-- START --
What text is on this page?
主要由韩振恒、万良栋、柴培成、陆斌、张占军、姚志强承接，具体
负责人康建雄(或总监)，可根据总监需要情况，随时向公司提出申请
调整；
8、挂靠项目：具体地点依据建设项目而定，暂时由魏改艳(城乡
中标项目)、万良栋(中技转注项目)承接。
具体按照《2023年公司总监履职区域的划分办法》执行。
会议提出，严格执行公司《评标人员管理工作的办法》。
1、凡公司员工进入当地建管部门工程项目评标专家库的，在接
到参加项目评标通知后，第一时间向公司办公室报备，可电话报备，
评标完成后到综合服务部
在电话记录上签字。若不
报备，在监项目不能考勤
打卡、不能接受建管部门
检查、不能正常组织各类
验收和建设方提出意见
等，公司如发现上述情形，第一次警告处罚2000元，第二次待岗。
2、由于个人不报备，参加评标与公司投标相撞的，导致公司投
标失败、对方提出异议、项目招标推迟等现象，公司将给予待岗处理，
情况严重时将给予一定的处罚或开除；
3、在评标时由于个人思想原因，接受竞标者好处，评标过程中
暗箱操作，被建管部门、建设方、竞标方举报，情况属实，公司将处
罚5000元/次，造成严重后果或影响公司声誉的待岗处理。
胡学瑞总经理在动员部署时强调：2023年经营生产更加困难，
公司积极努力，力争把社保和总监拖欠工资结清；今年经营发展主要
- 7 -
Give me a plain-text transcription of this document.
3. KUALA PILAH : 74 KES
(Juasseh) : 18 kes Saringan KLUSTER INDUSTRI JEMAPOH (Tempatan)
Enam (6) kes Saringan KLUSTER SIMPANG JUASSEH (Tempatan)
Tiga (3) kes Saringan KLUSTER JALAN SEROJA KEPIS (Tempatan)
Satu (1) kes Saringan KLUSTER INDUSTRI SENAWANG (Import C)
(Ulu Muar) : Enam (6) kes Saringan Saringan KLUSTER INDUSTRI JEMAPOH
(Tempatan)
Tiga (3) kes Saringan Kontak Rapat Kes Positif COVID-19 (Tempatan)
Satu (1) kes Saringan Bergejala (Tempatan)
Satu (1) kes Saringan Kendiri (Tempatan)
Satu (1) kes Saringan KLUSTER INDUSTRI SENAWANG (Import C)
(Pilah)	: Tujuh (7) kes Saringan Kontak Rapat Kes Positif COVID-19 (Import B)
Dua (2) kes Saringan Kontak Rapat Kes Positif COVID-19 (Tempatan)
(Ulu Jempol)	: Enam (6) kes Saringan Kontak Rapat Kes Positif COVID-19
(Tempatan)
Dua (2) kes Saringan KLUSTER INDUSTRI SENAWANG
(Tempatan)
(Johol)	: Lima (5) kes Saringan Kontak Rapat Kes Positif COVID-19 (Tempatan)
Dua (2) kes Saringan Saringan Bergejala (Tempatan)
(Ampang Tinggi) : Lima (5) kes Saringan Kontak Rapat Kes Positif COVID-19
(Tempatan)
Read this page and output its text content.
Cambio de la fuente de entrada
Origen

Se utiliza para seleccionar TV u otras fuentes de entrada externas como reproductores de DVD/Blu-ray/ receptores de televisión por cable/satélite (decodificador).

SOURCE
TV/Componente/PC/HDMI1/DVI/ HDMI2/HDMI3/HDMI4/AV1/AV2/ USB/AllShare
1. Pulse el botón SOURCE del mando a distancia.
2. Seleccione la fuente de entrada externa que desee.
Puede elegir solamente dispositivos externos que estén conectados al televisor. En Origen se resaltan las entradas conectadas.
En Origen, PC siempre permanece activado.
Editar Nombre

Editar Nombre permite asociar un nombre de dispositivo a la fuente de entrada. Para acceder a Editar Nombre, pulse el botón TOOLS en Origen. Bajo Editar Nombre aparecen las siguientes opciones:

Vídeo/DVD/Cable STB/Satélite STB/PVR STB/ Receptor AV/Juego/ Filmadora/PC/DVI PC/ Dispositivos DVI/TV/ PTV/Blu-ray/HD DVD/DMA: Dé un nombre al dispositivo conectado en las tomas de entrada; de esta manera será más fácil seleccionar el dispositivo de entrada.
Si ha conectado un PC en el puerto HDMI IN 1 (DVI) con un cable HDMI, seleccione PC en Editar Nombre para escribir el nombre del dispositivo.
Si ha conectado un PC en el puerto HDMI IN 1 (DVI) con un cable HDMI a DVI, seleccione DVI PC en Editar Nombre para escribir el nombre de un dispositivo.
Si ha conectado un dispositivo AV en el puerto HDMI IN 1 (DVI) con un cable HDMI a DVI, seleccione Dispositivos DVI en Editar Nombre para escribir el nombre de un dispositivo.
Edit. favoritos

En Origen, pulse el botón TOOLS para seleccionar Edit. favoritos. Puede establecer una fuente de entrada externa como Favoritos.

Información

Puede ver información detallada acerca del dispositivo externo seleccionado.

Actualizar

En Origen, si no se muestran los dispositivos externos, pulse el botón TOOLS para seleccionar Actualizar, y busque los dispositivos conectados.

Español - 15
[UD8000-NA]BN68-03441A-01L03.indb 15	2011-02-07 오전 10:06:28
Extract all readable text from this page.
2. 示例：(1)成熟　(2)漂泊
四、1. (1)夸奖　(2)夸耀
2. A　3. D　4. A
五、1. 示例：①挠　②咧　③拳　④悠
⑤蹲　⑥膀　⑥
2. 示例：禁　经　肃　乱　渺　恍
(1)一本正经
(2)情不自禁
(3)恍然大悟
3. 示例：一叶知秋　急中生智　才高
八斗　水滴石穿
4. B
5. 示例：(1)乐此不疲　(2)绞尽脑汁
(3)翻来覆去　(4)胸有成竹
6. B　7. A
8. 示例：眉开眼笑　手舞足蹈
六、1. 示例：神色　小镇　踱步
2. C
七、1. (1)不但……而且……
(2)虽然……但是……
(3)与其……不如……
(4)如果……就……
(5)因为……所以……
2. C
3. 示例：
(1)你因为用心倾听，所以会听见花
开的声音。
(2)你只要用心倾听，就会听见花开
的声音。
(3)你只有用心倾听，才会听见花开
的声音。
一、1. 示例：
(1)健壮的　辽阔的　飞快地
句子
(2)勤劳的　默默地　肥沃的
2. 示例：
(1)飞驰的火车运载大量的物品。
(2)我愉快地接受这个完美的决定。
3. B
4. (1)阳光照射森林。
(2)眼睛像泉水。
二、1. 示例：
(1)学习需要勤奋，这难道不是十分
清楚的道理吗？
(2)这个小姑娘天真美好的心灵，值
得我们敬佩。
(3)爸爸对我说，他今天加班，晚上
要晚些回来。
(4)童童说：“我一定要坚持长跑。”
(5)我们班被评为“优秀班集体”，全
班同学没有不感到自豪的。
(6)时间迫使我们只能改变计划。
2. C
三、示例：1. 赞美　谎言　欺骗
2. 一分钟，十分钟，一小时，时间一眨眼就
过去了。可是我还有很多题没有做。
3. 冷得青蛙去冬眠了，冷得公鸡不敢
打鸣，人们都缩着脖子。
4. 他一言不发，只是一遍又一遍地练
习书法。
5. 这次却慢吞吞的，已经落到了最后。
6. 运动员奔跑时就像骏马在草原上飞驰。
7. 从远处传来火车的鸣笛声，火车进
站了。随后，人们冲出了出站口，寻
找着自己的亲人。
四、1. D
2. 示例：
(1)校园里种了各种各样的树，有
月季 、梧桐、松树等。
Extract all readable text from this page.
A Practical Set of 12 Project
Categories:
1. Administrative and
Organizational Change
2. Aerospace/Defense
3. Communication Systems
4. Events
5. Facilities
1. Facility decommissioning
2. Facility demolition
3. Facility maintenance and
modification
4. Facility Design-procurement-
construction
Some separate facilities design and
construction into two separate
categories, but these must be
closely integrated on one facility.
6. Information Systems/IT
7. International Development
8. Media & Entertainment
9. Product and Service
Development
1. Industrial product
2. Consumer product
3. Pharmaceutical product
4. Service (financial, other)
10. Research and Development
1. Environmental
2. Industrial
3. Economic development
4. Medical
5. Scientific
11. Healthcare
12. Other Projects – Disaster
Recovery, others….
-- END --
> **Written exercise**
Tally the lines above that contain the word "SOURCE", and reply with only the number.

> **Solution**
2